Фрагмент страницы —
★ ★ ★
Дама пренебрежительно пожала плечами:
— Лично я хожу в театр иногда. Но у них, по-моему, в искусстве ничего нет.
Опять этот крайний нигилизм! Но я уже поняла, что задевает меня не только это, но и нечто другое. Спросила:
— Простите, почему вы говорите о бельгийцах — «они», «у них»? Вы — голландка? Или, может быть, француженка?
— Меня зовут Эмилия Андреевна Веновская. Я родилась и выросла в Литве, но я и Россию знаю — жила в Саратове одно время. Уехала за границу бог весть когда, еще из старой Литвы, вышла замуж за бельгийца...
Мне показалось, что надо подарить что-нибудь этой женщине, которая могла бы быть моей соотечественницей, советским человеком. Не знала я только — что ей может понравиться? Альбом репродукций картин Третьяковки? Художественный альбом о Большом театре? Нет, Эмилию Андреевну, очевидно, не очень интересовало искусство. Еще у меня были с собой московские духи и несколько янтарных брошек.
Я достала флакон духов и желтенькую коробочку с надписью «Янтарь» и, имея в виду ожидающие меня впереди многие встречи, предложила своей случайной попутчице на выбор: духи или брошку?
— Я брошек не ношу... — застенчиво начала Эмилия Андреевна и, не закончив, воскликнула: — Янтарь!
★ ★ ★
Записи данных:
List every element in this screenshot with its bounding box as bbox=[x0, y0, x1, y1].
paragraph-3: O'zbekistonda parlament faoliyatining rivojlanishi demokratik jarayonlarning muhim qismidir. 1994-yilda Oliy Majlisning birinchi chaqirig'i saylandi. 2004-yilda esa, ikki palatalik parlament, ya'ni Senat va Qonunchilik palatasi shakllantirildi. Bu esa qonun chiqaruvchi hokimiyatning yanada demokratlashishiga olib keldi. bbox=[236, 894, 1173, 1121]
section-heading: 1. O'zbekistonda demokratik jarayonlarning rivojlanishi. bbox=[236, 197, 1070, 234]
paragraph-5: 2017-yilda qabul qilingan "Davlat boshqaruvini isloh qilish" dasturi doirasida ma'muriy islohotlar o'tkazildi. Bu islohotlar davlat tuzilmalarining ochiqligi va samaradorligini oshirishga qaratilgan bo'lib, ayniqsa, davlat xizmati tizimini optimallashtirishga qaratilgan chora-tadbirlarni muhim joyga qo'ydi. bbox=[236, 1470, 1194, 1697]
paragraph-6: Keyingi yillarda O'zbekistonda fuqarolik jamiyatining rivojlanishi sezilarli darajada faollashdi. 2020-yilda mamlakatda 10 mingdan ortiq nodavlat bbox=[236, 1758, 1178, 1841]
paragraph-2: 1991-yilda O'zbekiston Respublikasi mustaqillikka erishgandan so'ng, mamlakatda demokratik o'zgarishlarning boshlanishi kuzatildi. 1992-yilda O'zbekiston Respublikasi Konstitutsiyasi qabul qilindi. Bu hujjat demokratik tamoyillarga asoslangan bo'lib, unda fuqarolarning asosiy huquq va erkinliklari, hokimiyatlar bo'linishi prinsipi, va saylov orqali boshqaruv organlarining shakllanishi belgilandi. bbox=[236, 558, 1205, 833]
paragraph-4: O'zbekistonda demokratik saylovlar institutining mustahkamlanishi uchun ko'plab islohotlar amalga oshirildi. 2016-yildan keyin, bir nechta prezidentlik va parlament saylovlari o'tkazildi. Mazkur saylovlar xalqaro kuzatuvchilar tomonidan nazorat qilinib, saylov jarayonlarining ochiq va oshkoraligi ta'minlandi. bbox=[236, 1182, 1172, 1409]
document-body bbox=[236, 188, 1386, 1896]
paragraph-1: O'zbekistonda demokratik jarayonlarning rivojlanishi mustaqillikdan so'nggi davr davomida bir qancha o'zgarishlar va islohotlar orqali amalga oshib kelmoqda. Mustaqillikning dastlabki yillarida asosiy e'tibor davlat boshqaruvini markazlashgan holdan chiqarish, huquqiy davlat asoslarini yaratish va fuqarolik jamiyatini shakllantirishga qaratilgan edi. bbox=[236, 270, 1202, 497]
★ ★ ★
Что сделать —
1: Объясните по фрагменту о встрече с Эмилией Андреевной, почему рассказчица отказалась от мысли подарить альбом репродукций картин Третьяковки или альбом о Большом театре. Ответ — от одного до трех предложений.
2: Продолжите фрагмент о встрече с Эмилией Андреевной, начав сразу после последней реплики.
Данные представляют собой отдельный материал, независимый от фрагмента.

Ответы к упражнению —
1: Рассказчица решила, что Эмилию Андреевну, очевидно, не очень интересовало искусство. Поэтому художественные альбомы в качестве подарка не подходили.

2:
— Совсем дешевенькая брошка, ерунда! — сказала я, ибо мне показалось, что «дама из Льежа» сильно переоценила мои возможности и что даже руки у нее задрожали, когда она буквально схватила желтенькую картонную коробочку.
— Господи! Да разве дело в цене?! Вы же ровно ничего не понимаете в искусстве, если, по-вашему, это — ерунда!
Как удивительно изменилась — мгновенно изменилась — «дама из Льежа»! Заостренные, энергичные и напряженные черты ее лица, лица человека, решительно шагающего против встречного ветра, против бьющего в лицо снега или дождя, смягчились, и женщина стала старше, словно до этого она старательно, изо всех сил «держала» свое лицо молодым. А теперь вдруг появилось дело гораздо более серьезное, чем эта вечная женская задача. Появилось важнейшее дело — объяснить мне, какая тонкая работа — выделка янтаря. Объяснить так, чтобы оценила я удивительных литовских мастеров, подлинных художников, создающих солнечные брошки, солнечные бусы.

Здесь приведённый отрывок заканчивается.